### [Job]
Update the items below so that each "modified-date" reads "last-modified", and leave everything else as it is.
:: Entries
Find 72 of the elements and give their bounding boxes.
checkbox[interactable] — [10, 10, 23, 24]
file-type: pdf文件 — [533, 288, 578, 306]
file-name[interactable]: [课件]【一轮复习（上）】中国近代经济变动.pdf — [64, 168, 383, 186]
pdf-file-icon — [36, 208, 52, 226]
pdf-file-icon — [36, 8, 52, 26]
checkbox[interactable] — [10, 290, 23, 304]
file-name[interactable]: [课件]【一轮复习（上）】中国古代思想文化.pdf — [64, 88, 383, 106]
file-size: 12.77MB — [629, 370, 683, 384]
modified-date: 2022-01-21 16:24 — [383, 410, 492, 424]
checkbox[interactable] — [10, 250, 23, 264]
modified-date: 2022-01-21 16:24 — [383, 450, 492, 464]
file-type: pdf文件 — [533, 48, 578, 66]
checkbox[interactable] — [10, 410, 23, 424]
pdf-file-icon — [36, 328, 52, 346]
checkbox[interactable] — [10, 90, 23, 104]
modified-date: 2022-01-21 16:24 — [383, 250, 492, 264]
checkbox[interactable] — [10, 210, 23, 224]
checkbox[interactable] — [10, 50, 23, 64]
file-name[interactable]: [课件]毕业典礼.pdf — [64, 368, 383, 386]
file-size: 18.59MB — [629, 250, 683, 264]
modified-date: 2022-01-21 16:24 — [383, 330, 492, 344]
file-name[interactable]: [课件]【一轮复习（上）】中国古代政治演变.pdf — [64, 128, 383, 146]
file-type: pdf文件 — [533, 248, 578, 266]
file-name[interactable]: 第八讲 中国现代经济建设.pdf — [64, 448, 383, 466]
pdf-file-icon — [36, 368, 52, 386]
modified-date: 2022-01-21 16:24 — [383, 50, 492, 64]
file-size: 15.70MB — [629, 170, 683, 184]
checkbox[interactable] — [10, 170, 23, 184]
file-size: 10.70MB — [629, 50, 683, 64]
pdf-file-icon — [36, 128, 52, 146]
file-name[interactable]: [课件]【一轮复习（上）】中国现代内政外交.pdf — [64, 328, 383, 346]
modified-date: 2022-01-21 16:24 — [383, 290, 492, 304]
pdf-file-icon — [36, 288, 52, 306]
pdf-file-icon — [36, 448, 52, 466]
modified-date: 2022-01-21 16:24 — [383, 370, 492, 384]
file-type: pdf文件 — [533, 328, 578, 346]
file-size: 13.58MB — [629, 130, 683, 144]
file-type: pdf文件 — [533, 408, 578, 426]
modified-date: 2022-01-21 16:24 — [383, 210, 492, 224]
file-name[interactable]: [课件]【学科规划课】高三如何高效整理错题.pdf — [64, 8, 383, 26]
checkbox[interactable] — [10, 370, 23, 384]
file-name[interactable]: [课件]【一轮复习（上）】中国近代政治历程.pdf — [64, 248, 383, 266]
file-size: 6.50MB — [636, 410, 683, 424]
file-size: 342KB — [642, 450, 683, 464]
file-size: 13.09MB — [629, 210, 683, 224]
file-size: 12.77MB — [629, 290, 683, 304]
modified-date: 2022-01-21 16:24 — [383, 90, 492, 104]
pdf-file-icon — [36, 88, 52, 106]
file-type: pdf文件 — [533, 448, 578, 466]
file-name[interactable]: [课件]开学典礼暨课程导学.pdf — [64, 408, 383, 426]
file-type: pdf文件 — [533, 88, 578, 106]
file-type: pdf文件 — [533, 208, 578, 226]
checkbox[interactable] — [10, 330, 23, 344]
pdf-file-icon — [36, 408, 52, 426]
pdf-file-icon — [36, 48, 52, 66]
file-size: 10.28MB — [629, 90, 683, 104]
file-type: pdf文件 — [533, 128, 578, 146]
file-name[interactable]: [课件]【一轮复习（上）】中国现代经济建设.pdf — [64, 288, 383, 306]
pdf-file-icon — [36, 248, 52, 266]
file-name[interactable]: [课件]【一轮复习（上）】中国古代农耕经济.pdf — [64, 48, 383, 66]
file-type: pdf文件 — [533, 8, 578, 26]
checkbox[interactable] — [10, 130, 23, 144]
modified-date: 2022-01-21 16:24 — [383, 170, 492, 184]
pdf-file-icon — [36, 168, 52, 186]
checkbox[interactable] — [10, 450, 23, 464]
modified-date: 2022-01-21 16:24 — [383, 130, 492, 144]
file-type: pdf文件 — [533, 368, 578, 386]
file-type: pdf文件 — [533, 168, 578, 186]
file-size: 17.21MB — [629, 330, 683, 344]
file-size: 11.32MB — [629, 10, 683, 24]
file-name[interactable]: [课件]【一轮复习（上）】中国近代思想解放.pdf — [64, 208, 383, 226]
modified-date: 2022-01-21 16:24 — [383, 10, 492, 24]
::::
### [Solved problem]
Find 72 of the elements and give their bounding boxes.
checkbox[interactable] — [10, 10, 23, 24]
file-type: pdf文件 — [533, 288, 578, 306]
file-name[interactable]: [课件]【一轮复习（上）】中国近代经济变动.pdf — [64, 168, 383, 186]
pdf-file-icon — [36, 208, 52, 226]
pdf-file-icon — [36, 8, 52, 26]
checkbox[interactable] — [10, 290, 23, 304]
file-name[interactable]: [课件]【一轮复习（上）】中国古代思想文化.pdf — [64, 88, 383, 106]
file-size: 12.77MB — [629, 370, 683, 384]
last-modified: 2022-01-21 16:24 — [383, 410, 492, 424]
checkbox[interactable] — [10, 250, 23, 264]
last-modified: 2022-01-21 16:24 — [383, 450, 492, 464]
file-type: pdf文件 — [533, 48, 578, 66]
checkbox[interactable] — [10, 410, 23, 424]
pdf-file-icon — [36, 328, 52, 346]
checkbox[interactable] — [10, 90, 23, 104]
last-modified: 2022-01-21 16:24 — [383, 250, 492, 264]
checkbox[interactable] — [10, 210, 23, 224]
checkbox[interactable] — [10, 50, 23, 64]
file-name[interactable]: [课件]毕业典礼.pdf — [64, 368, 383, 386]
file-size: 18.59MB — [629, 250, 683, 264]
last-modified: 2022-01-21 16:24 — [383, 330, 492, 344]
file-name[interactable]: [课件]【一轮复习（上）】中国古代政治演变.pdf — [64, 128, 383, 146]
file-type: pdf文件 — [533, 248, 578, 266]
file-name[interactable]: 第八讲 中国现代经济建设.pdf — [64, 448, 383, 466]
pdf-file-icon — [36, 368, 52, 386]
last-modified: 2022-01-21 16:24 — [383, 50, 492, 64]
file-size: 15.70MB — [629, 170, 683, 184]
checkbox[interactable] — [10, 170, 23, 184]
file-size: 10.70MB — [629, 50, 683, 64]
pdf-file-icon — [36, 128, 52, 146]
file-name[interactable]: [课件]【一轮复习（上）】中国现代内政外交.pdf — [64, 328, 383, 346]
last-modified: 2022-01-21 16:24 — [383, 290, 492, 304]
pdf-file-icon — [36, 288, 52, 306]
pdf-file-icon — [36, 448, 52, 466]
last-modified: 2022-01-21 16:24 — [383, 370, 492, 384]
file-type: pdf文件 — [533, 328, 578, 346]
file-size: 13.58MB — [629, 130, 683, 144]
file-type: pdf文件 — [533, 408, 578, 426]
last-modified: 2022-01-21 16:24 — [383, 210, 492, 224]
file-name[interactable]: [课件]【学科规划课】高三如何高效整理错题.pdf — [64, 8, 383, 26]
checkbox[interactable] — [10, 370, 23, 384]
file-name[interactable]: [课件]【一轮复习（上）】中国近代政治历程.pdf — [64, 248, 383, 266]
file-size: 6.50MB — [636, 410, 683, 424]
file-size: 342KB — [642, 450, 683, 464]
file-size: 13.09MB — [629, 210, 683, 224]
file-size: 12.77MB — [629, 290, 683, 304]
last-modified: 2022-01-21 16:24 — [383, 90, 492, 104]
pdf-file-icon — [36, 88, 52, 106]
file-type: pdf文件 — [533, 448, 578, 466]
file-name[interactable]: [课件]开学典礼暨课程导学.pdf — [64, 408, 383, 426]
file-type: pdf文件 — [533, 88, 578, 106]
file-type: pdf文件 — [533, 208, 578, 226]
checkbox[interactable] — [10, 330, 23, 344]
pdf-file-icon — [36, 408, 52, 426]
pdf-file-icon — [36, 48, 52, 66]
file-size: 10.28MB — [629, 90, 683, 104]
file-type: pdf文件 — [533, 128, 578, 146]
file-name[interactable]: [课件]【一轮复习（上）】中国现代经济建设.pdf — [64, 288, 383, 306]
pdf-file-icon — [36, 248, 52, 266]
file-name[interactable]: [课件]【一轮复习（上）】中国古代农耕经济.pdf — [64, 48, 383, 66]
file-type: pdf文件 — [533, 8, 578, 26]
checkbox[interactable] — [10, 130, 23, 144]
last-modified: 2022-01-21 16:24 — [383, 170, 492, 184]
pdf-file-icon — [36, 168, 52, 186]
checkbox[interactable] — [10, 450, 23, 464]
last-modified: 2022-01-21 16:24 — [383, 130, 492, 144]
file-type: pdf文件 — [533, 368, 578, 386]
file-type: pdf文件 — [533, 168, 578, 186]
file-size: 17.21MB — [629, 330, 683, 344]
file-size: 11.32MB — [629, 10, 683, 24]
file-name[interactable]: [课件]【一轮复习（上）】中国近代思想解放.pdf — [64, 208, 383, 226]
last-modified: 2022-01-21 16:24 — [383, 10, 492, 24]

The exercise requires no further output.